RECORDS FOR THE EXERCISE

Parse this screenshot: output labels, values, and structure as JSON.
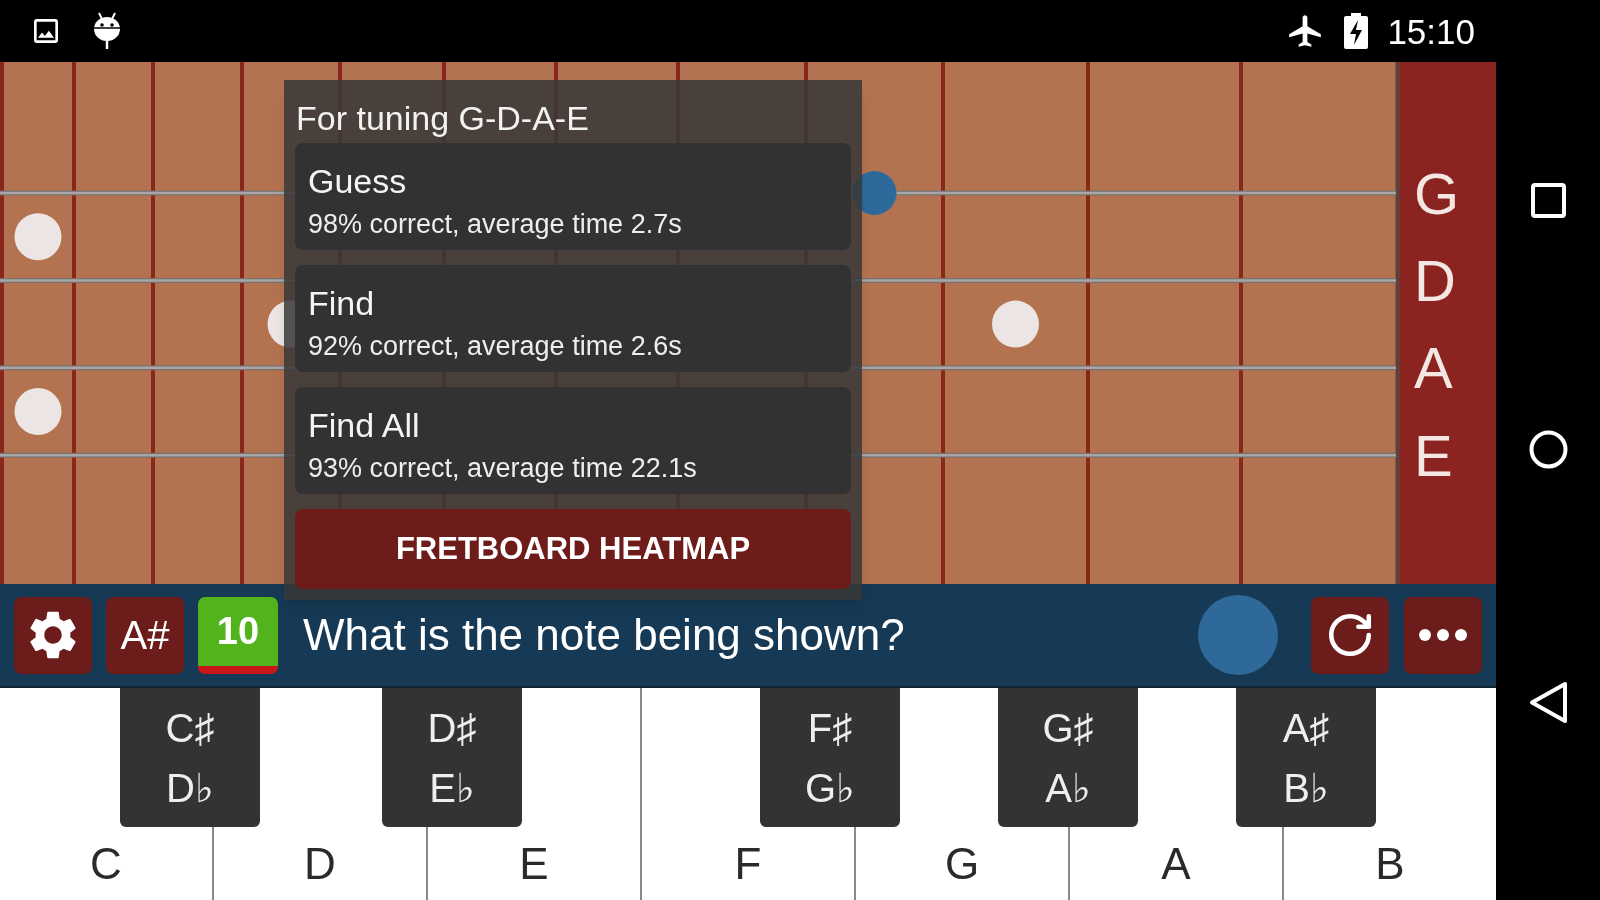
{
  "status_bar": {
    "time": "15:10"
  },
  "fretboard": {
    "strings": [
      {
        "label": "G",
        "marked": true
      },
      {
        "label": "D",
        "marked": false
      },
      {
        "label": "A",
        "marked": false
      },
      {
        "label": "E",
        "marked": false
      }
    ]
  },
  "stats_popup": {
    "title": "For tuning G-D-A-E",
    "modes": [
      {
        "name": "Guess",
        "stats": "98% correct, average time 2.7s"
      },
      {
        "name": "Find",
        "stats": "92% correct, average time 2.6s"
      },
      {
        "name": "Find All",
        "stats": "93% correct, average time 22.1s"
      }
    ],
    "button": "FRETBOARD HEATMAP"
  },
  "toolbar": {
    "accidental": "A#",
    "score": "10",
    "question": "What is the note being shown?"
  },
  "piano": {
    "white_keys": [
      "C",
      "D",
      "E",
      "F",
      "G",
      "A",
      "B"
    ],
    "black_keys": [
      {
        "sharp": "C♯",
        "flat": "D♭"
      },
      {
        "sharp": "D♯",
        "flat": "E♭"
      },
      {
        "sharp": "F♯",
        "flat": "G♭"
      },
      {
        "sharp": "G♯",
        "flat": "A♭"
      },
      {
        "sharp": "A♯",
        "flat": "B♭"
      }
    ]
  }
}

WHAT YOU NEED TO DO
Your task is to pick out every line with the string "time" and copy it.

FINAL RESULT
    "time": "15:10"
        "stats": "98% correct, average time 2.7s"
        "stats": "92% correct, average time 2.6s"
        "stats": "93% correct, average time 22.1s"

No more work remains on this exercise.